* **EXERCISE PROMPT**
Count how many lines contain "Flash" and reply with that number only.
===== INFORMATION GIVEN
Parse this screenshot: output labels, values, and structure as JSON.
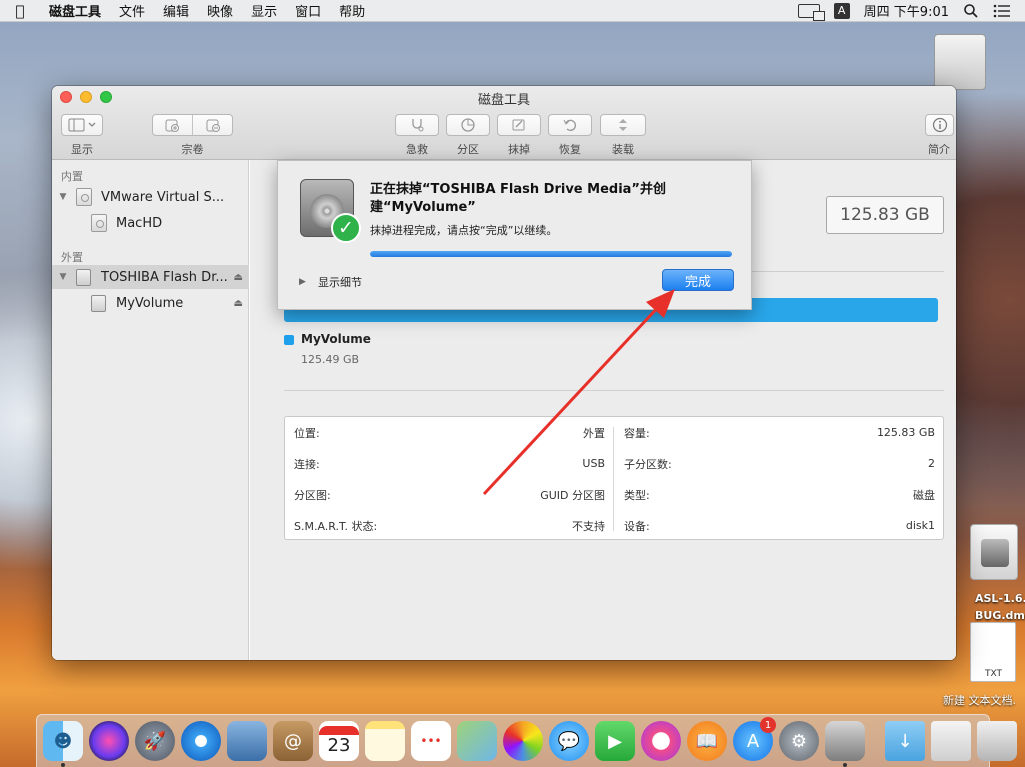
{
  "menubar": {
    "app_name": "磁盘工具",
    "items": [
      "文件",
      "编辑",
      "映像",
      "显示",
      "窗口",
      "帮助"
    ],
    "input_source": "A",
    "clock": "周四 下午9:01"
  },
  "window": {
    "title": "磁盘工具",
    "toolbar": {
      "view_label": "显示",
      "volume_label": "宗卷",
      "first_aid_label": "急救",
      "partition_label": "分区",
      "erase_label": "抹掉",
      "restore_label": "恢复",
      "mount_label": "装载",
      "info_label": "简介"
    }
  },
  "sidebar": {
    "internal_header": "内置",
    "external_header": "外置",
    "internal_disk": "VMware Virtual S...",
    "internal_volume": "MacHD",
    "external_disk": "TOSHIBA Flash Dr...",
    "external_volume": "MyVolume"
  },
  "main": {
    "capacity": "125.83 GB",
    "volume_name": "MyVolume",
    "volume_size": "125.49 GB",
    "info_left": [
      {
        "key": "位置:",
        "value": "外置"
      },
      {
        "key": "连接:",
        "value": "USB"
      },
      {
        "key": "分区图:",
        "value": "GUID 分区图"
      },
      {
        "key": "S.M.A.R.T. 状态:",
        "value": "不支持"
      }
    ],
    "info_right": [
      {
        "key": "容量:",
        "value": "125.83 GB"
      },
      {
        "key": "子分区数:",
        "value": "2"
      },
      {
        "key": "类型:",
        "value": "磁盘"
      },
      {
        "key": "设备:",
        "value": "disk1"
      }
    ]
  },
  "dialog": {
    "title": "正在抹掉“TOSHIBA Flash Drive Media”并创建“MyVolume”",
    "message": "抹掉进程完成，请点按“完成”以继续。",
    "progress": 1.0,
    "details_label": "显示细节",
    "done_label": "完成"
  },
  "desktop": {
    "dmg_label_1": "ASL-1.6.",
    "dmg_label_2": "BUG.dmg",
    "txt_badge": "TXT",
    "txt_label": "新建 文本文档.",
    "calendar_day": "23",
    "appstore_badge": "1"
  },
  "colors": {
    "accent": "#1b7ff0",
    "usage_bar": "#29a6ea",
    "success": "#2fb24a"
  }
}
==========
* **EXPECTED OUTPUT**
2